Records from a collection
========
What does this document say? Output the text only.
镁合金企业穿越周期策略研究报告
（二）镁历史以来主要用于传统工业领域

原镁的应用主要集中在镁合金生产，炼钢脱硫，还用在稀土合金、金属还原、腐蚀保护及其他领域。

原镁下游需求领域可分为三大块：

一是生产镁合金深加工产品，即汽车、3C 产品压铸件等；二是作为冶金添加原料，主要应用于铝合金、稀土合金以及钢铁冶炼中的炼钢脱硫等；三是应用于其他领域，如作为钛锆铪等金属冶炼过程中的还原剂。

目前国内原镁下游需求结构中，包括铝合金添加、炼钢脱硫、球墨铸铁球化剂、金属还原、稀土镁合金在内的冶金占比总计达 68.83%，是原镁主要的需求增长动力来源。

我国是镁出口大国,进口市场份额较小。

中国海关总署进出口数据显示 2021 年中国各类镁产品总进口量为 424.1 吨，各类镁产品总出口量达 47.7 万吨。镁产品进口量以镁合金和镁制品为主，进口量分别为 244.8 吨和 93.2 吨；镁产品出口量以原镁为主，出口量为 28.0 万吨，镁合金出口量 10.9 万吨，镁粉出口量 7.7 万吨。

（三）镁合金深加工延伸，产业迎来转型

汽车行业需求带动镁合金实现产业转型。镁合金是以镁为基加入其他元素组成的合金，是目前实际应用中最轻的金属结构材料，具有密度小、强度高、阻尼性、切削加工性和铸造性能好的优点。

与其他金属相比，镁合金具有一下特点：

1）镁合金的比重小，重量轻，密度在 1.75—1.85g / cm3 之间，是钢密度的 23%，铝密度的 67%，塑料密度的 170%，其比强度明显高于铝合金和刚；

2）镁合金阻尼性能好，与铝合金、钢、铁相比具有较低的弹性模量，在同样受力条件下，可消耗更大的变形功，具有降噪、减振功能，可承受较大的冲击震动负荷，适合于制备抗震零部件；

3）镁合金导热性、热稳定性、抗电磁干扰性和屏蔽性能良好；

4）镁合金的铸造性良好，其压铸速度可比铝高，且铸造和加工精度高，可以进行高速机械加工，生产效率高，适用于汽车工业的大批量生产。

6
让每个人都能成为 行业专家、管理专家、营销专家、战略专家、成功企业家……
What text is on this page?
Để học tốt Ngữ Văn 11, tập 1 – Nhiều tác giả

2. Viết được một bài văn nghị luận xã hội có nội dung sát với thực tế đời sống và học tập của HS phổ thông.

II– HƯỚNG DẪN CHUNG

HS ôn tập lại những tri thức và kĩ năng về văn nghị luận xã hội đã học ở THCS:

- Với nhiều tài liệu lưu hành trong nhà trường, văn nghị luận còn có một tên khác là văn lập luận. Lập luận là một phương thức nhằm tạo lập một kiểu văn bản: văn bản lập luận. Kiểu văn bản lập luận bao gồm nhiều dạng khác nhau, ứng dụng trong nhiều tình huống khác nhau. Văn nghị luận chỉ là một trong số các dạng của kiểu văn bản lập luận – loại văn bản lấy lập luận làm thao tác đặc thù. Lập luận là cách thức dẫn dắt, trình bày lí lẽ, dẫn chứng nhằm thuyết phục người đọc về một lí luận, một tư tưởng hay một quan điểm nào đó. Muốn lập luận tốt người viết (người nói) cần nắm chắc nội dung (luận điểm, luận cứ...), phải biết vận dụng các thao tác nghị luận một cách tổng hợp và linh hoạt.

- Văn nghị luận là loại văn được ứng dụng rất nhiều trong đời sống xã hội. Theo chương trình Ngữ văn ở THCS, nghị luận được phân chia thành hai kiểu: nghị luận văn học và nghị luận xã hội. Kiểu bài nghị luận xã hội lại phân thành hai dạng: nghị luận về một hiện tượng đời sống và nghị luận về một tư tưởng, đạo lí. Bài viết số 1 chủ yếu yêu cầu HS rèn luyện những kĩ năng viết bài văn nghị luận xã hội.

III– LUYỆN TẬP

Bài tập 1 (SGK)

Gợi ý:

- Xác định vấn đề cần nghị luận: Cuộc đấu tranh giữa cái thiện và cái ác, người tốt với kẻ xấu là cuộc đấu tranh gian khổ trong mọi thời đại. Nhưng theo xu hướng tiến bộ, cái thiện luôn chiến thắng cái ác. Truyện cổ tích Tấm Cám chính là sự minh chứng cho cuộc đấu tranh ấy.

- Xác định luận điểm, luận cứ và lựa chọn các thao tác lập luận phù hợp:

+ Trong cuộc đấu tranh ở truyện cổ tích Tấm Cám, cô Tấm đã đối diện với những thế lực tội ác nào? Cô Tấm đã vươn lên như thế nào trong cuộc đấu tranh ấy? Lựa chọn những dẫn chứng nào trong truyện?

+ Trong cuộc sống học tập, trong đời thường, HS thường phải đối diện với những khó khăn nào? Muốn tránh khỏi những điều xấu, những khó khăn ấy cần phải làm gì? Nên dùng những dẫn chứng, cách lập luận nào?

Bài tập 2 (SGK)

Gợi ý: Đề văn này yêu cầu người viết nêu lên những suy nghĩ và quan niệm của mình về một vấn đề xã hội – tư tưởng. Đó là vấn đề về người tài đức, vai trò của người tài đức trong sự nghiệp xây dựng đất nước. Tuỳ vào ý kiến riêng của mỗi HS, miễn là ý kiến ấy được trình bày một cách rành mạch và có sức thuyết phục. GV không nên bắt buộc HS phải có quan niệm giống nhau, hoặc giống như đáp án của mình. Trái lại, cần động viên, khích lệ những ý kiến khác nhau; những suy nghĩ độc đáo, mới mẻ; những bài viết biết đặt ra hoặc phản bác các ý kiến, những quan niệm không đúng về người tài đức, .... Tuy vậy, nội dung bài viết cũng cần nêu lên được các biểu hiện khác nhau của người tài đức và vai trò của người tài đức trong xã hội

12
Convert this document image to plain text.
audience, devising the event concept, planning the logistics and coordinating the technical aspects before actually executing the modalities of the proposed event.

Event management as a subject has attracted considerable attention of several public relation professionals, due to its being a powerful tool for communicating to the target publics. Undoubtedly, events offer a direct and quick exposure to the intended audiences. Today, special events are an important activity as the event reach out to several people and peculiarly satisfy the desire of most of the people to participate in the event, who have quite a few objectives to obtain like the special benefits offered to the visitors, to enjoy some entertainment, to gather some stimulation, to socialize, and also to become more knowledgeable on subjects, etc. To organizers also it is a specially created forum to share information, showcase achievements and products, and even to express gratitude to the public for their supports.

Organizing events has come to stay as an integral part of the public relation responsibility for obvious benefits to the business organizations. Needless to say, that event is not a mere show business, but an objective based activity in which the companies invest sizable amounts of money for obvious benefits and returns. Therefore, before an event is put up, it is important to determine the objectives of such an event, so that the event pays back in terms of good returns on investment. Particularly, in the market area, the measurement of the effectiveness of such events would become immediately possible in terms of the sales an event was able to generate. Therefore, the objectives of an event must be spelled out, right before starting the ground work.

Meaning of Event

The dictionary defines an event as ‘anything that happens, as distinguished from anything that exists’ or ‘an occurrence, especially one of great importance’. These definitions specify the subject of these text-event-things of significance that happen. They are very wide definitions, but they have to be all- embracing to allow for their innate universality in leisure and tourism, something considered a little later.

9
========
DIRECTION — Reproduce the entries above in full by retyping them exactly.

EXERCISE RESPONSE —
What does this document say? Output the text only.
镁合金企业穿越周期策略研究报告
（二）镁历史以来主要用于传统工业领域

原镁的应用主要集中在镁合金生产，炼钢脱硫，还用在稀土合金、金属还原、腐蚀保护及其他领域。

原镁下游需求领域可分为三大块：

一是生产镁合金深加工产品，即汽车、3C 产品压铸件等；二是作为冶金添加原料，主要应用于铝合金、稀土合金以及钢铁冶炼中的炼钢脱硫等；三是应用于其他领域，如作为钛锆铪等金属冶炼过程中的还原剂。

目前国内原镁下游需求结构中，包括铝合金添加、炼钢脱硫、球墨铸铁球化剂、金属还原、稀土镁合金在内的冶金占比总计达 68.83%，是原镁主要的需求增长动力来源。

我国是镁出口大国,进口市场份额较小。

中国海关总署进出口数据显示 2021 年中国各类镁产品总进口量为 424.1 吨，各类镁产品总出口量达 47.7 万吨。镁产品进口量以镁合金和镁制品为主，进口量分别为 244.8 吨和 93.2 吨；镁产品出口量以原镁为主，出口量为 28.0 万吨，镁合金出口量 10.9 万吨，镁粉出口量 7.7 万吨。

（三）镁合金深加工延伸，产业迎来转型

汽车行业需求带动镁合金实现产业转型。镁合金是以镁为基加入其他元素组成的合金，是目前实际应用中最轻的金属结构材料，具有密度小、强度高、阻尼性、切削加工性和铸造性能好的优点。

与其他金属相比，镁合金具有一下特点：

1）镁合金的比重小，重量轻，密度在 1.75—1.85g / cm3 之间，是钢密度的 23%，铝密度的 67%，塑料密度的 170%，其比强度明显高于铝合金和刚；

2）镁合金阻尼性能好，与铝合金、钢、铁相比具有较低的弹性模量，在同样受力条件下，可消耗更大的变形功，具有降噪、减振功能，可承受较大的冲击震动负荷，适合于制备抗震零部件；

3）镁合金导热性、热稳定性、抗电磁干扰性和屏蔽性能良好；

4）镁合金的铸造性良好，其压铸速度可比铝高，且铸造和加工精度高，可以进行高速机械加工，生产效率高，适用于汽车工业的大批量生产。

6
让每个人都能成为 行业专家、管理专家、营销专家、战略专家、成功企业家……
What text is on this page?
Để học tốt Ngữ Văn 11, tập 1 – Nhiều tác giả

2. Viết được một bài văn nghị luận xã hội có nội dung sát với thực tế đời sống và học tập của HS phổ thông.

II– HƯỚNG DẪN CHUNG

HS ôn tập lại những tri thức và kĩ năng về văn nghị luận xã hội đã học ở THCS:

- Với nhiều tài liệu lưu hành trong nhà trường, văn nghị luận còn có một tên khác là văn lập luận. Lập luận là một phương thức nhằm tạo lập một kiểu văn bản: văn bản lập luận. Kiểu văn bản lập luận bao gồm nhiều dạng khác nhau, ứng dụng trong nhiều tình huống khác nhau. Văn nghị luận chỉ là một trong số các dạng của kiểu văn bản lập luận – loại văn bản lấy lập luận làm thao tác đặc thù. Lập luận là cách thức dẫn dắt, trình bày lí lẽ, dẫn chứng nhằm thuyết phục người đọc về một lí luận, một tư tưởng hay một quan điểm nào đó. Muốn lập luận tốt người viết (người nói) cần nắm chắc nội dung (luận điểm, luận cứ...), phải biết vận dụng các thao tác nghị luận một cách tổng hợp và linh hoạt.

- Văn nghị luận là loại văn được ứng dụng rất nhiều trong đời sống xã hội. Theo chương trình Ngữ văn ở THCS, nghị luận được phân chia thành hai kiểu: nghị luận văn học và nghị luận xã hội. Kiểu bài nghị luận xã hội lại phân thành hai dạng: nghị luận về một hiện tượng đời sống và nghị luận về một tư tưởng, đạo lí. Bài viết số 1 chủ yếu yêu cầu HS rèn luyện những kĩ năng viết bài văn nghị luận xã hội.

III– LUYỆN TẬP

Bài tập 1 (SGK)

Gợi ý:

- Xác định vấn đề cần nghị luận: Cuộc đấu tranh giữa cái thiện và cái ác, người tốt với kẻ xấu là cuộc đấu tranh gian khổ trong mọi thời đại. Nhưng theo xu hướng tiến bộ, cái thiện luôn chiến thắng cái ác. Truyện cổ tích Tấm Cám chính là sự minh chứng cho cuộc đấu tranh ấy.

- Xác định luận điểm, luận cứ và lựa chọn các thao tác lập luận phù hợp:

+ Trong cuộc đấu tranh ở truyện cổ tích Tấm Cám, cô Tấm đã đối diện với những thế lực tội ác nào? Cô Tấm đã vươn lên như thế nào trong cuộc đấu tranh ấy? Lựa chọn những dẫn chứng nào trong truyện?

+ Trong cuộc sống học tập, trong đời thường, HS thường phải đối diện với những khó khăn nào? Muốn tránh khỏi những điều xấu, những khó khăn ấy cần phải làm gì? Nên dùng những dẫn chứng, cách lập luận nào?

Bài tập 2 (SGK)

Gợi ý: Đề văn này yêu cầu người viết nêu lên những suy nghĩ và quan niệm của mình về một vấn đề xã hội – tư tưởng. Đó là vấn đề về người tài đức, vai trò của người tài đức trong sự nghiệp xây dựng đất nước. Tuỳ vào ý kiến riêng của mỗi HS, miễn là ý kiến ấy được trình bày một cách rành mạch và có sức thuyết phục. GV không nên bắt buộc HS phải có quan niệm giống nhau, hoặc giống như đáp án của mình. Trái lại, cần động viên, khích lệ những ý kiến khác nhau; những suy nghĩ độc đáo, mới mẻ; những bài viết biết đặt ra hoặc phản bác các ý kiến, những quan niệm không đúng về người tài đức, .... Tuy vậy, nội dung bài viết cũng cần nêu lên được các biểu hiện khác nhau của người tài đức và vai trò của người tài đức trong xã hội

12
Convert this document image to plain text.
audience, devising the event concept, planning the logistics and coordinating the technical aspects before actually executing the modalities of the proposed event.

Event management as a subject has attracted considerable attention of several public relation professionals, due to its being a powerful tool for communicating to the target publics. Undoubtedly, events offer a direct and quick exposure to the intended audiences. Today, special events are an important activity as the event reach out to several people and peculiarly satisfy the desire of most of the people to participate in the event, who have quite a few objectives to obtain like the special benefits offered to the visitors, to enjoy some entertainment, to gather some stimulation, to socialize, and also to become more knowledgeable on subjects, etc. To organizers also it is a specially created forum to share information, showcase achievements and products, and even to express gratitude to the public for their supports.

Organizing events has come to stay as an integral part of the public relation responsibility for obvious benefits to the business organizations. Needless to say, that event is not a mere show business, but an objective based activity in which the companies invest sizable amounts of money for obvious benefits and returns. Therefore, before an event is put up, it is important to determine the objectives of such an event, so that the event pays back in terms of good returns on investment. Particularly, in the market area, the measurement of the effectiveness of such events would become immediately possible in terms of the sales an event was able to generate. Therefore, the objectives of an event must be spelled out, right before starting the ground work.

Meaning of Event

The dictionary defines an event as ‘anything that happens, as distinguished from anything that exists’ or ‘an occurrence, especially one of great importance’. These definitions specify the subject of these text-event-things of significance that happen. They are very wide definitions, but they have to be all- embracing to allow for their innate universality in leisure and tourism, something considered a little later.

9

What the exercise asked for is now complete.